Aim of the task: Copy every line of the entries below verbatim, without changing anything.

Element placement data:
########

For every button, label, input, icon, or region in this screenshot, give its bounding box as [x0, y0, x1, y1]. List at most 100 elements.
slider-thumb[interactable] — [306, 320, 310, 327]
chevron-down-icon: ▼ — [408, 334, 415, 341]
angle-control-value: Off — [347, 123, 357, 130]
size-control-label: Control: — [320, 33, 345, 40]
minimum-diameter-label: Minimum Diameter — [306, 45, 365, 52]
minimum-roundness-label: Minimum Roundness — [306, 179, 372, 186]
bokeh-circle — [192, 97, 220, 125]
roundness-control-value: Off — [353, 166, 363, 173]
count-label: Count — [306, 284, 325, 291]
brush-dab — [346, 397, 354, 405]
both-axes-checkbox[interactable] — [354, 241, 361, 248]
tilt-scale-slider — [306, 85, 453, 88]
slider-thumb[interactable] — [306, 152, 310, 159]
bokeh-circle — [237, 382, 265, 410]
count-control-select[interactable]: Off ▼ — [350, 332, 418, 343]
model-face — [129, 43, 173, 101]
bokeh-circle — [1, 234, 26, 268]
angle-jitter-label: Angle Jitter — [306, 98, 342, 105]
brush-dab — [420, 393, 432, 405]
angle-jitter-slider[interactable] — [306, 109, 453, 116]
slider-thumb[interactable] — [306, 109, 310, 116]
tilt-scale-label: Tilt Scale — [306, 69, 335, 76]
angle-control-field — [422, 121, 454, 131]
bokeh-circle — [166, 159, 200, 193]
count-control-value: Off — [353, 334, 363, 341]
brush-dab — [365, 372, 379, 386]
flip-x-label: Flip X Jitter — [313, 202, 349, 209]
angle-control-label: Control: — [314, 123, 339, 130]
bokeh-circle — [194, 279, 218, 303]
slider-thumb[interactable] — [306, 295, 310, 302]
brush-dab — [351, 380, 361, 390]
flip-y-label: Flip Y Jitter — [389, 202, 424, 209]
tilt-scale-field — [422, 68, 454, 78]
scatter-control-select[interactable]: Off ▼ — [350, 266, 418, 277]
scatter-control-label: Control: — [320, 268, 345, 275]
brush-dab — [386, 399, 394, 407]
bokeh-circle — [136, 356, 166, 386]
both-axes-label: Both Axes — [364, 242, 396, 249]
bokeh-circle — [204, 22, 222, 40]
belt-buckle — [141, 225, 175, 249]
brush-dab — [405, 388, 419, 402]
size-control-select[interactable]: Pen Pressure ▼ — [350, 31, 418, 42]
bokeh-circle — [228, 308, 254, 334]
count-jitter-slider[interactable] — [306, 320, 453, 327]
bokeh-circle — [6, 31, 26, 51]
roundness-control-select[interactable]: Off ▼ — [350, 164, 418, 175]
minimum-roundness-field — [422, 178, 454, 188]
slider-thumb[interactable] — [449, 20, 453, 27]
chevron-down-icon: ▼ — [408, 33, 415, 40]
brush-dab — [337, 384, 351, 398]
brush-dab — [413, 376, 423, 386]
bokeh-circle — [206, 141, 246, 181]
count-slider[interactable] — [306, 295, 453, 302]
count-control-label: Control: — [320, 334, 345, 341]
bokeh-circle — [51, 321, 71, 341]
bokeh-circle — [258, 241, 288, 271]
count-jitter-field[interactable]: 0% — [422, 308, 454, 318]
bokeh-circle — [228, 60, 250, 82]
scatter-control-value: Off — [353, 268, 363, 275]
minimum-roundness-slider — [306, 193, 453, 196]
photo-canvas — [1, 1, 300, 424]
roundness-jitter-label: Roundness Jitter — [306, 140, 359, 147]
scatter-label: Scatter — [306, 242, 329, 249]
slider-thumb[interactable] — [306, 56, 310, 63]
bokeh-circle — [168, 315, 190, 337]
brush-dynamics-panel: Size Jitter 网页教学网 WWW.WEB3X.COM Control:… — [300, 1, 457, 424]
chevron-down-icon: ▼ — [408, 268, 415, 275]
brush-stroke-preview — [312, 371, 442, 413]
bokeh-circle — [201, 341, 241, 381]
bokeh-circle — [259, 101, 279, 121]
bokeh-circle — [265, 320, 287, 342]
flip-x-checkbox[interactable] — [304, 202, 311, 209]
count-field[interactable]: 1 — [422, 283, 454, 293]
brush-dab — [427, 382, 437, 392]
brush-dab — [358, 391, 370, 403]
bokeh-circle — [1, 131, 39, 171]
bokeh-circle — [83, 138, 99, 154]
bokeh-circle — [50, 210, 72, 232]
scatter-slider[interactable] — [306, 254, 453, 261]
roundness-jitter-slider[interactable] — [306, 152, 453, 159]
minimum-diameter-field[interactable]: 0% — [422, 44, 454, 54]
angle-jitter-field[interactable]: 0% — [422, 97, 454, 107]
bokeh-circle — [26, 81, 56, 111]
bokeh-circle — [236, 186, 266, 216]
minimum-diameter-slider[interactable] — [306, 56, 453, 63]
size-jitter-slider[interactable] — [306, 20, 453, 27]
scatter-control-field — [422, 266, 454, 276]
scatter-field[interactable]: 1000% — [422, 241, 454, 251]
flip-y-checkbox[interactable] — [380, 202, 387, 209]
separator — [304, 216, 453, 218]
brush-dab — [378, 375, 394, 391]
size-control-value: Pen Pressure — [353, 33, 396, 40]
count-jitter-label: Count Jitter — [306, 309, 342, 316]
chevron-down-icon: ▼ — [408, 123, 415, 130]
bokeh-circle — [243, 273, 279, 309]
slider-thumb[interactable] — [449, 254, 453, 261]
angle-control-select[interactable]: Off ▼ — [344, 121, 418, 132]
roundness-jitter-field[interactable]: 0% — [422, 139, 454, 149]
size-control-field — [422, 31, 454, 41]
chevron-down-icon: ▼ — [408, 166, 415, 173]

########

Output of the exercise:
For every button, label, input, icon, or region in this screenshot, give its bounding box as [x0, y0, x1, y1]. List at most 100 elements.
slider-thumb[interactable] — [306, 320, 310, 327]
chevron-down-icon: ▼ — [408, 334, 415, 341]
angle-control-value: Off — [347, 123, 357, 130]
size-control-label: Control: — [320, 33, 345, 40]
minimum-diameter-label: Minimum Diameter — [306, 45, 365, 52]
minimum-roundness-label: Minimum Roundness — [306, 179, 372, 186]
bokeh-circle — [192, 97, 220, 125]
roundness-control-value: Off — [353, 166, 363, 173]
count-label: Count — [306, 284, 325, 291]
brush-dab — [346, 397, 354, 405]
both-axes-checkbox[interactable] — [354, 241, 361, 248]
tilt-scale-slider — [306, 85, 453, 88]
slider-thumb[interactable] — [306, 152, 310, 159]
bokeh-circle — [237, 382, 265, 410]
count-control-select[interactable]: Off ▼ — [350, 332, 418, 343]
model-face — [129, 43, 173, 101]
bokeh-circle — [1, 234, 26, 268]
angle-jitter-label: Angle Jitter — [306, 98, 342, 105]
brush-dab — [420, 393, 432, 405]
angle-jitter-slider[interactable] — [306, 109, 453, 116]
slider-thumb[interactable] — [306, 109, 310, 116]
tilt-scale-label: Tilt Scale — [306, 69, 335, 76]
angle-control-field — [422, 121, 454, 131]
bokeh-circle — [166, 159, 200, 193]
count-control-value: Off — [353, 334, 363, 341]
brush-dab — [365, 372, 379, 386]
flip-x-label: Flip X Jitter — [313, 202, 349, 209]
angle-control-label: Control: — [314, 123, 339, 130]
bokeh-circle — [194, 279, 218, 303]
slider-thumb[interactable] — [306, 295, 310, 302]
brush-dab — [351, 380, 361, 390]
flip-y-label: Flip Y Jitter — [389, 202, 424, 209]
tilt-scale-field — [422, 68, 454, 78]
scatter-control-select[interactable]: Off ▼ — [350, 266, 418, 277]
scatter-control-label: Control: — [320, 268, 345, 275]
brush-dab — [386, 399, 394, 407]
bokeh-circle — [136, 356, 166, 386]
both-axes-label: Both Axes — [364, 242, 396, 249]
bokeh-circle — [204, 22, 222, 40]
belt-buckle — [141, 225, 175, 249]
brush-dab — [405, 388, 419, 402]
size-control-select[interactable]: Pen Pressure ▼ — [350, 31, 418, 42]
bokeh-circle — [228, 308, 254, 334]
count-jitter-slider[interactable] — [306, 320, 453, 327]
bokeh-circle — [6, 31, 26, 51]
roundness-control-select[interactable]: Off ▼ — [350, 164, 418, 175]
minimum-roundness-field — [422, 178, 454, 188]
slider-thumb[interactable] — [449, 20, 453, 27]
chevron-down-icon: ▼ — [408, 33, 415, 40]
brush-dab — [337, 384, 351, 398]
brush-dab — [413, 376, 423, 386]
bokeh-circle — [206, 141, 246, 181]
count-slider[interactable] — [306, 295, 453, 302]
count-control-label: Control: — [320, 334, 345, 341]
bokeh-circle — [51, 321, 71, 341]
bokeh-circle — [258, 241, 288, 271]
count-jitter-field[interactable]: 0% — [422, 308, 454, 318]
bokeh-circle — [228, 60, 250, 82]
scatter-control-value: Off — [353, 268, 363, 275]
minimum-roundness-slider — [306, 193, 453, 196]
photo-canvas — [1, 1, 300, 424]
roundness-jitter-label: Roundness Jitter — [306, 140, 359, 147]
scatter-label: Scatter — [306, 242, 329, 249]
slider-thumb[interactable] — [306, 56, 310, 63]
bokeh-circle — [168, 315, 190, 337]
brush-dynamics-panel: Size Jitter 网页教学网 WWW.WEB3X.COM Control:… — [300, 1, 457, 424]
chevron-down-icon: ▼ — [408, 268, 415, 275]
brush-stroke-preview — [312, 371, 442, 413]
bokeh-circle — [201, 341, 241, 381]
bokeh-circle — [259, 101, 279, 121]
bokeh-circle — [265, 320, 287, 342]
flip-x-checkbox[interactable] — [304, 202, 311, 209]
count-field[interactable]: 1 — [422, 283, 454, 293]
brush-dab — [427, 382, 437, 392]
brush-dab — [358, 391, 370, 403]
bokeh-circle — [1, 131, 39, 171]
bokeh-circle — [83, 138, 99, 154]
bokeh-circle — [50, 210, 72, 232]
scatter-slider[interactable] — [306, 254, 453, 261]
roundness-jitter-slider[interactable] — [306, 152, 453, 159]
minimum-diameter-field[interactable]: 0% — [422, 44, 454, 54]
angle-jitter-field[interactable]: 0% — [422, 97, 454, 107]
bokeh-circle — [26, 81, 56, 111]
bokeh-circle — [236, 186, 266, 216]
minimum-diameter-slider[interactable] — [306, 56, 453, 63]
size-jitter-slider[interactable] — [306, 20, 453, 27]
scatter-control-field — [422, 266, 454, 276]
scatter-field[interactable]: 1000% — [422, 241, 454, 251]
flip-y-checkbox[interactable] — [380, 202, 387, 209]
separator — [304, 216, 453, 218]
brush-dab — [378, 375, 394, 391]
size-control-value: Pen Pressure — [353, 33, 396, 40]
count-jitter-label: Count Jitter — [306, 309, 342, 316]
chevron-down-icon: ▼ — [408, 123, 415, 130]
bokeh-circle — [243, 273, 279, 309]
slider-thumb[interactable] — [449, 254, 453, 261]
angle-control-select[interactable]: Off ▼ — [344, 121, 418, 132]
roundness-jitter-field[interactable]: 0% — [422, 139, 454, 149]
size-control-field — [422, 31, 454, 41]
chevron-down-icon: ▼ — [408, 166, 415, 173]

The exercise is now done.